[BEGIN]
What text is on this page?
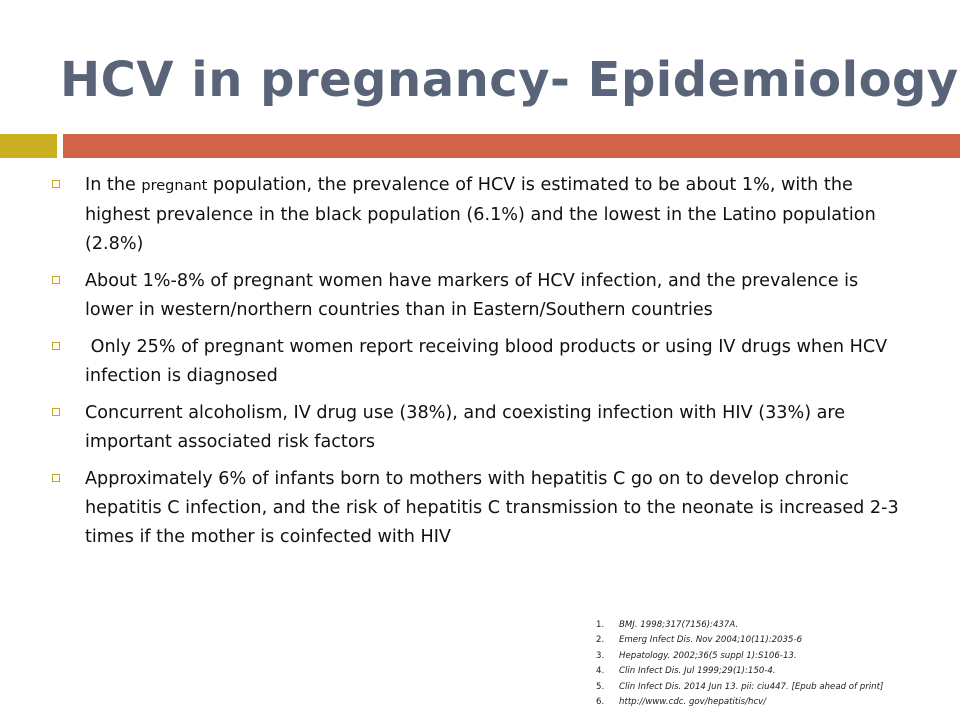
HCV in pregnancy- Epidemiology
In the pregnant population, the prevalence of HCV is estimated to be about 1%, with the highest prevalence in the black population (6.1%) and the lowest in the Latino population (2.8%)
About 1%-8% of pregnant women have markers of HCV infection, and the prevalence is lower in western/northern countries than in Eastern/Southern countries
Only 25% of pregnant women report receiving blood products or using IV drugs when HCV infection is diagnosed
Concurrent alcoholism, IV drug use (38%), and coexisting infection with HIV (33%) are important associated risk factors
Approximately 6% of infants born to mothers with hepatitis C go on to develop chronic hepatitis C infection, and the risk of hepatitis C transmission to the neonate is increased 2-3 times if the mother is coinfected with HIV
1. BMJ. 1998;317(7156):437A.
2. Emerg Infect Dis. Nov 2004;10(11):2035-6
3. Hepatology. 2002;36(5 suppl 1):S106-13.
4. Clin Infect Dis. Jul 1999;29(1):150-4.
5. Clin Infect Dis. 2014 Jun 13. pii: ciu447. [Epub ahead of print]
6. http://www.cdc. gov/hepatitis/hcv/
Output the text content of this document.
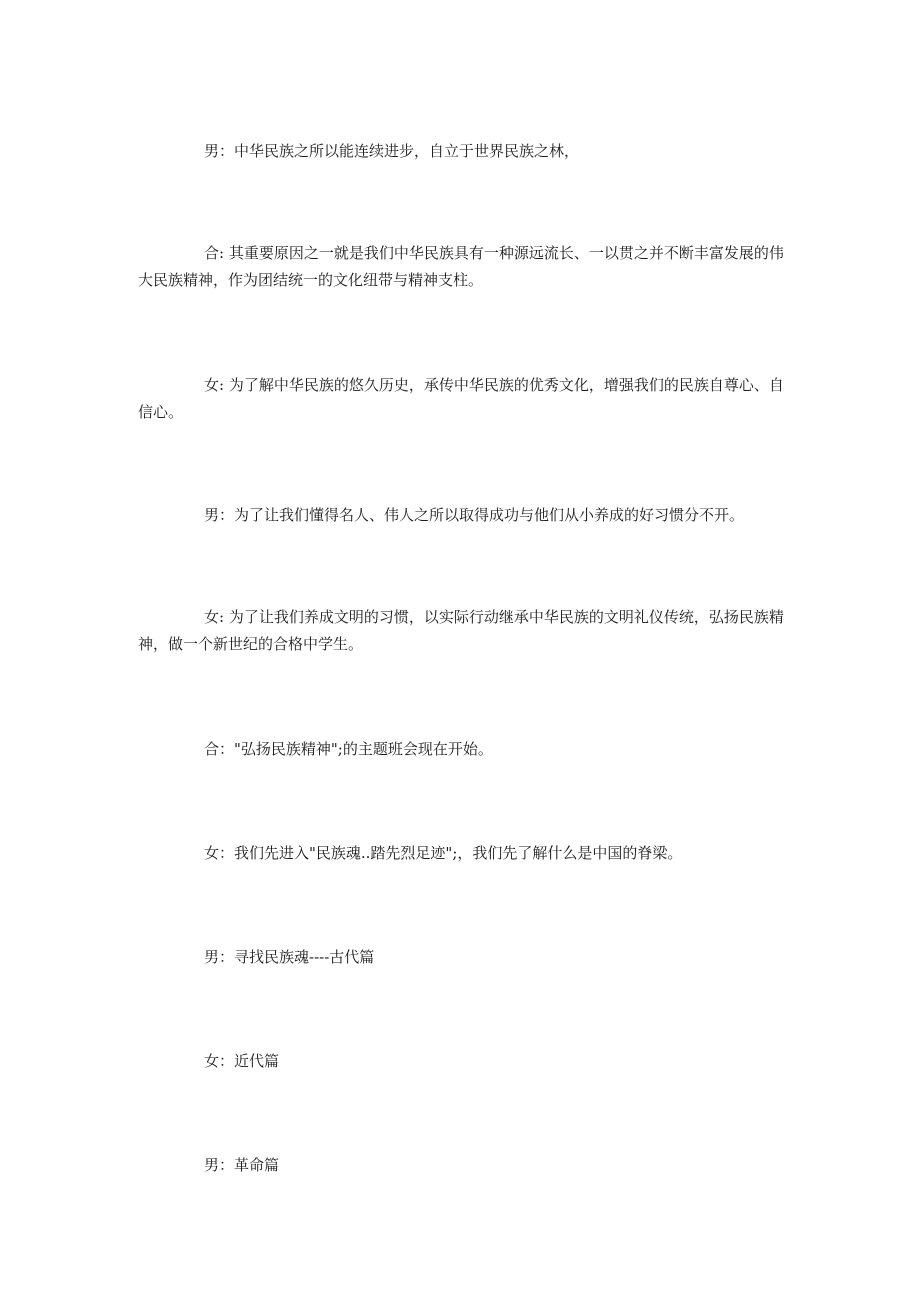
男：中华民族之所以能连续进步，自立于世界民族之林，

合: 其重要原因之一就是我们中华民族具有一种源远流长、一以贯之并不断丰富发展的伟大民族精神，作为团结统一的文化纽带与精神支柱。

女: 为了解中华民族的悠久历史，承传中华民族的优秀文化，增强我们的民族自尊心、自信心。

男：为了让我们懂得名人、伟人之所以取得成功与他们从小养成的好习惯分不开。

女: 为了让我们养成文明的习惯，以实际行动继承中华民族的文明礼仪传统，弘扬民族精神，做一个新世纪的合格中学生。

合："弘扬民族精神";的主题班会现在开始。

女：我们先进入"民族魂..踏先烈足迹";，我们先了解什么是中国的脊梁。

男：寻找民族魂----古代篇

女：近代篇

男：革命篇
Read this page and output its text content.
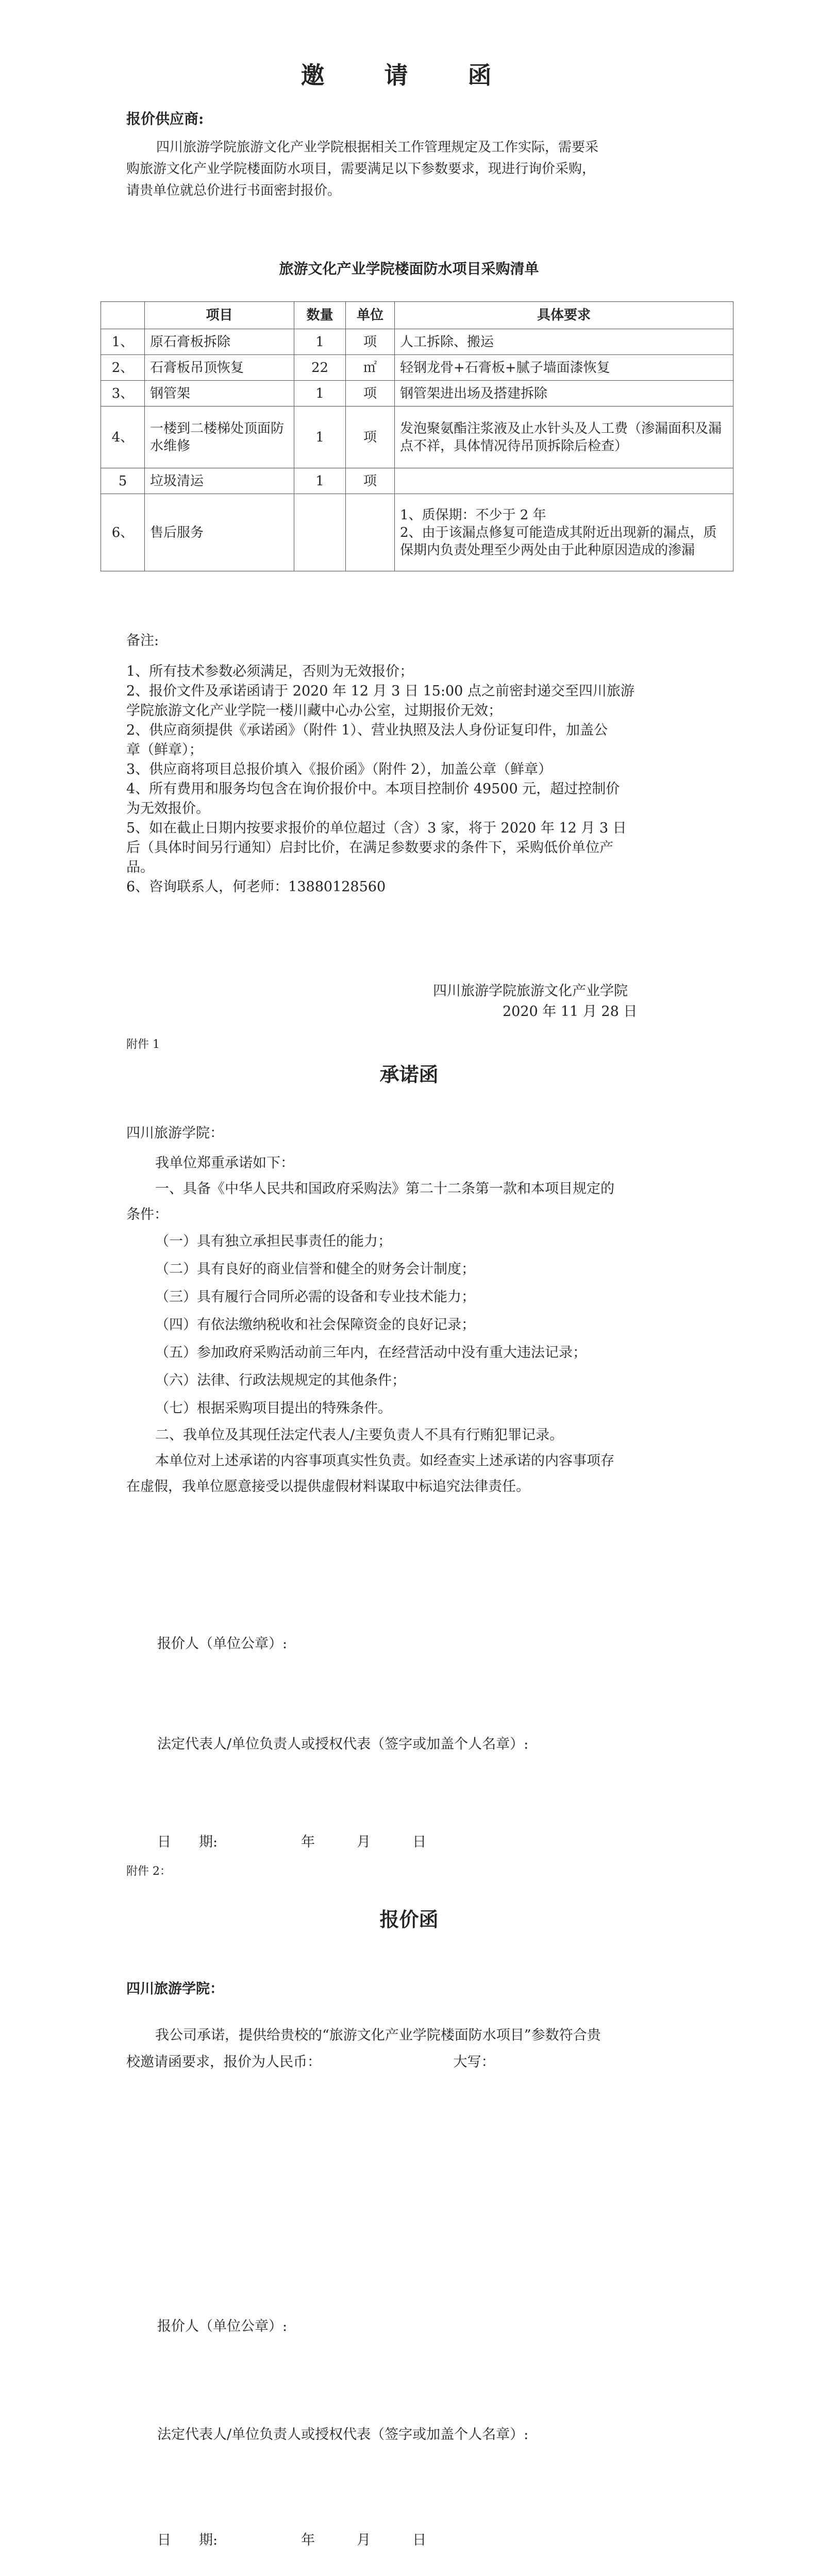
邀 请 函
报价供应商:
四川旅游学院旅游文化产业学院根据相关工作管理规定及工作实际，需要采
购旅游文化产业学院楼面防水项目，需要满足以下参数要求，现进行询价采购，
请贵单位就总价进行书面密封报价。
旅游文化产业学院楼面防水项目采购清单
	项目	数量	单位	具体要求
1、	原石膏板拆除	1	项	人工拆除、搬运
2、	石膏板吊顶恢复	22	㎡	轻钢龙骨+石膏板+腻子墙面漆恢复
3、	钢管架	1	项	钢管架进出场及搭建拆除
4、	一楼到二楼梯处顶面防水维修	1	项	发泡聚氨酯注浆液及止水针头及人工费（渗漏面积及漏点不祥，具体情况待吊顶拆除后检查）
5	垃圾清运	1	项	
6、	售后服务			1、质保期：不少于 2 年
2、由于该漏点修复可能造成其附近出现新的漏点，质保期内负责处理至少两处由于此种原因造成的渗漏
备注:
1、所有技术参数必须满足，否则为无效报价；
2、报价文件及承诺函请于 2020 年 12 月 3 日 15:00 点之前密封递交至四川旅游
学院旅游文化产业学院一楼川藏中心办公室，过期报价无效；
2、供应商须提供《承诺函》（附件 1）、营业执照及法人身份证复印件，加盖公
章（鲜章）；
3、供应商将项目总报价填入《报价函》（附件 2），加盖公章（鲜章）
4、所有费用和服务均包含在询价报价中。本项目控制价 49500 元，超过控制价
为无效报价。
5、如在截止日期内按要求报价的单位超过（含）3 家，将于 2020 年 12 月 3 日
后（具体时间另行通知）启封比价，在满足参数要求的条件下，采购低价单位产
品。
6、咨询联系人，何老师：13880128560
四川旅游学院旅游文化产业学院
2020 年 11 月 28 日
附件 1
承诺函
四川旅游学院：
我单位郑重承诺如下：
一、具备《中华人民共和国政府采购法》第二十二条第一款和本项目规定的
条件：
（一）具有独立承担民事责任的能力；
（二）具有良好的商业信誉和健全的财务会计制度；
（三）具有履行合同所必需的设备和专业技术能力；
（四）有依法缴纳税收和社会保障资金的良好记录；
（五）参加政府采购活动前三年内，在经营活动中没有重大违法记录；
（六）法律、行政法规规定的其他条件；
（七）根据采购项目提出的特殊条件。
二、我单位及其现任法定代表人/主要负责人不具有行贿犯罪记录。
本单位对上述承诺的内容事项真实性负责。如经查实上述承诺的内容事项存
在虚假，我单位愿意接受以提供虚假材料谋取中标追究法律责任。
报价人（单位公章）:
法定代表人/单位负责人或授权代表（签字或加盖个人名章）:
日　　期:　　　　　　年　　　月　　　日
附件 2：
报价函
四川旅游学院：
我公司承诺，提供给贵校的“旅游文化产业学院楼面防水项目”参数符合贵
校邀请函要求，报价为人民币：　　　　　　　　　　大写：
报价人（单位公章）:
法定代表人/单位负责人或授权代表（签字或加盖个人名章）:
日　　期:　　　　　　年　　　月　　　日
[END]
### What the exercise asks
Drop the pictures, then write out only the lines running from the one containing "Read this page and output its text content." through the last line above, both included, exactly.

### Answer to the problem
Read this page and output its text content.
邀 请 函
报价供应商:
四川旅游学院旅游文化产业学院根据相关工作管理规定及工作实际，需要采
购旅游文化产业学院楼面防水项目，需要满足以下参数要求，现进行询价采购，
请贵单位就总价进行书面密封报价。
旅游文化产业学院楼面防水项目采购清单
	项目	数量	单位	具体要求
1、	原石膏板拆除	1	项	人工拆除、搬运
2、	石膏板吊顶恢复	22	㎡	轻钢龙骨+石膏板+腻子墙面漆恢复
3、	钢管架	1	项	钢管架进出场及搭建拆除
4、	一楼到二楼梯处顶面防水维修	1	项	发泡聚氨酯注浆液及止水针头及人工费（渗漏面积及漏点不祥，具体情况待吊顶拆除后检查）
5	垃圾清运	1	项	
6、	售后服务			1、质保期：不少于 2 年
2、由于该漏点修复可能造成其附近出现新的漏点，质保期内负责处理至少两处由于此种原因造成的渗漏
备注:
1、所有技术参数必须满足，否则为无效报价；
2、报价文件及承诺函请于 2020 年 12 月 3 日 15:00 点之前密封递交至四川旅游
学院旅游文化产业学院一楼川藏中心办公室，过期报价无效；
2、供应商须提供《承诺函》（附件 1）、营业执照及法人身份证复印件，加盖公
章（鲜章）；
3、供应商将项目总报价填入《报价函》（附件 2），加盖公章（鲜章）
4、所有费用和服务均包含在询价报价中。本项目控制价 49500 元，超过控制价
为无效报价。
5、如在截止日期内按要求报价的单位超过（含）3 家，将于 2020 年 12 月 3 日
后（具体时间另行通知）启封比价，在满足参数要求的条件下，采购低价单位产
品。
6、咨询联系人，何老师：13880128560
四川旅游学院旅游文化产业学院
2020 年 11 月 28 日
附件 1
承诺函
四川旅游学院：
我单位郑重承诺如下：
一、具备《中华人民共和国政府采购法》第二十二条第一款和本项目规定的
条件：
（一）具有独立承担民事责任的能力；
（二）具有良好的商业信誉和健全的财务会计制度；
（三）具有履行合同所必需的设备和专业技术能力；
（四）有依法缴纳税收和社会保障资金的良好记录；
（五）参加政府采购活动前三年内，在经营活动中没有重大违法记录；
（六）法律、行政法规规定的其他条件；
（七）根据采购项目提出的特殊条件。
二、我单位及其现任法定代表人/主要负责人不具有行贿犯罪记录。
本单位对上述承诺的内容事项真实性负责。如经查实上述承诺的内容事项存
在虚假，我单位愿意接受以提供虚假材料谋取中标追究法律责任。
报价人（单位公章）:
法定代表人/单位负责人或授权代表（签字或加盖个人名章）:
日　　期:　　　　　　年　　　月　　　日
附件 2：
报价函
四川旅游学院：
我公司承诺，提供给贵校的“旅游文化产业学院楼面防水项目”参数符合贵
校邀请函要求，报价为人民币：　　　　　　　　　　大写：
报价人（单位公章）:
法定代表人/单位负责人或授权代表（签字或加盖个人名章）:
日　　期:　　　　　　年　　　月　　　日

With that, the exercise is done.